**DIRECTIONS:**
Gather all lines in the entries that include the word "JSON".

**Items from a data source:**
* * * * * * * * *

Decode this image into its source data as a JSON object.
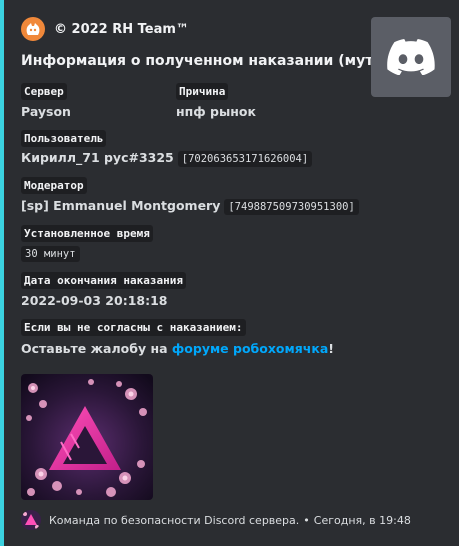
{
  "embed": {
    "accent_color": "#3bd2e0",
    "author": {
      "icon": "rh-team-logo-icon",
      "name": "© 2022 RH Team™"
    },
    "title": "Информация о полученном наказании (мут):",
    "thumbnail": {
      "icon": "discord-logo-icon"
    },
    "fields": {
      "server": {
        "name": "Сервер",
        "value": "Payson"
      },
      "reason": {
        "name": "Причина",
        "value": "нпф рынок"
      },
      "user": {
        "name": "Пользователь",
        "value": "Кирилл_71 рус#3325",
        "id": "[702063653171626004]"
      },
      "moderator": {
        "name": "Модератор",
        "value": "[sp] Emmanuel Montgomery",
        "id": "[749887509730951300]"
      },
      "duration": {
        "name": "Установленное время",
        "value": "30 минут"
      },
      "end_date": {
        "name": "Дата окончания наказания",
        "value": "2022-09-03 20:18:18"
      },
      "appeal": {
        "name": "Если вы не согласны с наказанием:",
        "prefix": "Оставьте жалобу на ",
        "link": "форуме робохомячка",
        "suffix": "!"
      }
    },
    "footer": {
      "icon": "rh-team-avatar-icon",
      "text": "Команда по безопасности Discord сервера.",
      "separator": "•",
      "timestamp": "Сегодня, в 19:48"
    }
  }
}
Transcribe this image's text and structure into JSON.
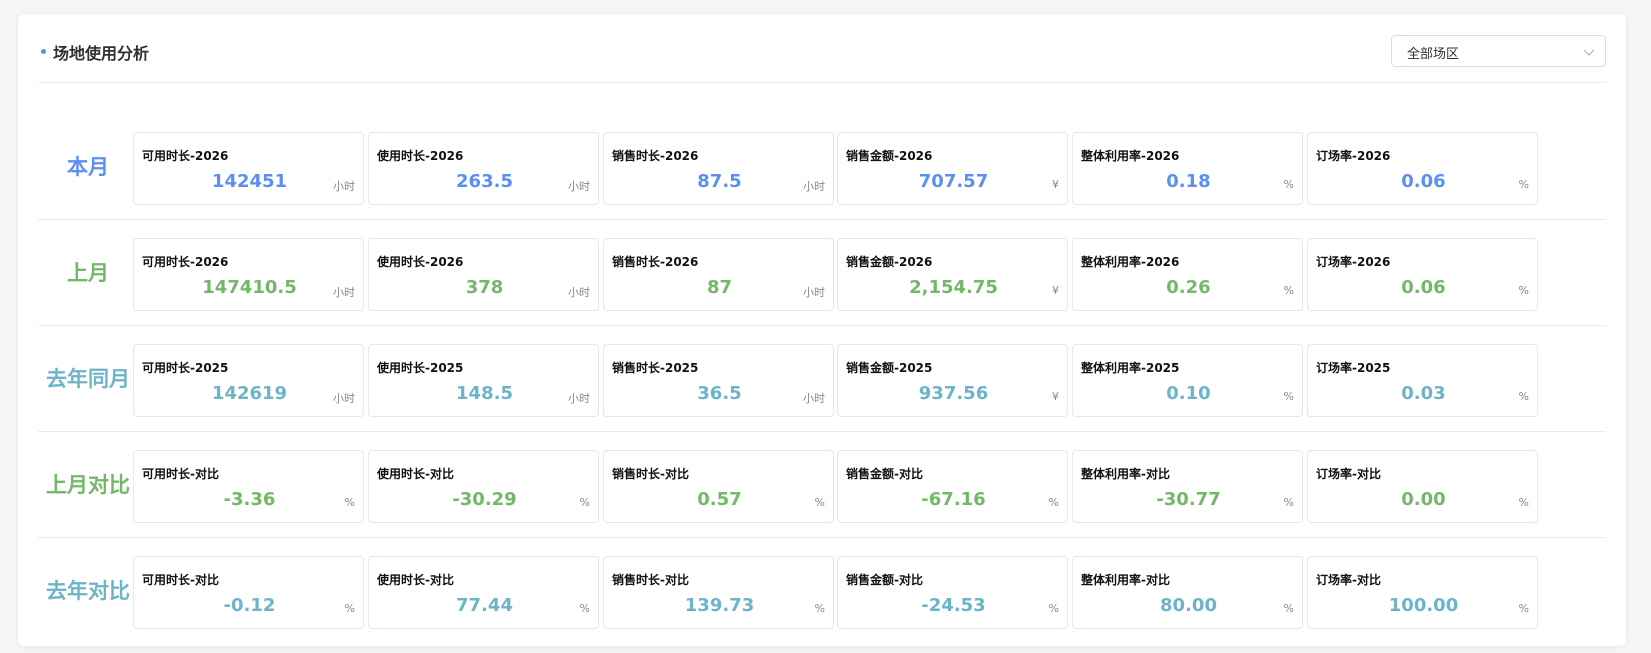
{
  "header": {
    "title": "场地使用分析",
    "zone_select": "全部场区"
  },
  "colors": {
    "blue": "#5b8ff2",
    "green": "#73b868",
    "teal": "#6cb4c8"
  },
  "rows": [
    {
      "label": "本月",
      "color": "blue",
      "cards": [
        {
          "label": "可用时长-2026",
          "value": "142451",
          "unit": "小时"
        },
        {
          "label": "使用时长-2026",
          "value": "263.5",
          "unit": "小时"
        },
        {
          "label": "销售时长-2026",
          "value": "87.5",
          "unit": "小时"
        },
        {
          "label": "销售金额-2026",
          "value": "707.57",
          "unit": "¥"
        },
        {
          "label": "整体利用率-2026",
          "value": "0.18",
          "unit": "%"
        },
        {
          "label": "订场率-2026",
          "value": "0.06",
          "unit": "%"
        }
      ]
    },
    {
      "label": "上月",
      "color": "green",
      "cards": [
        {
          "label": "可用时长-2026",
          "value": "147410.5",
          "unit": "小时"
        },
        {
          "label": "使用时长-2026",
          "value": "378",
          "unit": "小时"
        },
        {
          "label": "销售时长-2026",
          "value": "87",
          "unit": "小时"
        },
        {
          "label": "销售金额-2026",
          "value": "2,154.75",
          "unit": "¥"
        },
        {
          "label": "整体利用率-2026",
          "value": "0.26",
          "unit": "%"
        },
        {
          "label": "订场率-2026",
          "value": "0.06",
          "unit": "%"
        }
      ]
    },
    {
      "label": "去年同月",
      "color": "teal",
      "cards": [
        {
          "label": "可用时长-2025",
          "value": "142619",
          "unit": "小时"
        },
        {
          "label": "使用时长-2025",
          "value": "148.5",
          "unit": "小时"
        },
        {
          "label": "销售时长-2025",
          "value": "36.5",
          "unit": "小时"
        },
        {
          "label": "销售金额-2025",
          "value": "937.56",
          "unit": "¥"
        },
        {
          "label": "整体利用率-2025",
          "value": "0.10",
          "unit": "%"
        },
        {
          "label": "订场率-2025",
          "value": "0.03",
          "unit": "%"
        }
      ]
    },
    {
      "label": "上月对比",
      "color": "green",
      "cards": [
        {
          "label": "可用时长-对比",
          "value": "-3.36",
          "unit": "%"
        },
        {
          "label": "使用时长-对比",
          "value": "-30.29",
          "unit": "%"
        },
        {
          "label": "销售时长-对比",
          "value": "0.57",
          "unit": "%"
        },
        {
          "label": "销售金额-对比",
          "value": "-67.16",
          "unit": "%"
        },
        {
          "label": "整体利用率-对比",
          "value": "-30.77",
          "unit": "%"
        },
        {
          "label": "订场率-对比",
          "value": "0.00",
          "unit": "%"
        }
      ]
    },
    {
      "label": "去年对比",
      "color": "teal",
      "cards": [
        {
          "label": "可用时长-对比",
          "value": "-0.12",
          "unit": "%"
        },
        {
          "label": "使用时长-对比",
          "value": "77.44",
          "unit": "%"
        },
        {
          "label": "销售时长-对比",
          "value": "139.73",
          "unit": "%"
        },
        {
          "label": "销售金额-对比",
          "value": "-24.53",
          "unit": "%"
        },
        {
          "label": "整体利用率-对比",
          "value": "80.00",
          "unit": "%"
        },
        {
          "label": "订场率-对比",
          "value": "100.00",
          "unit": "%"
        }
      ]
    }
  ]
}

* * * * * * * * *

**EXERCISE SOLUTION:**
Decode this image into its source data as a JSON object.
Transcribe this image's text and structure into JSON.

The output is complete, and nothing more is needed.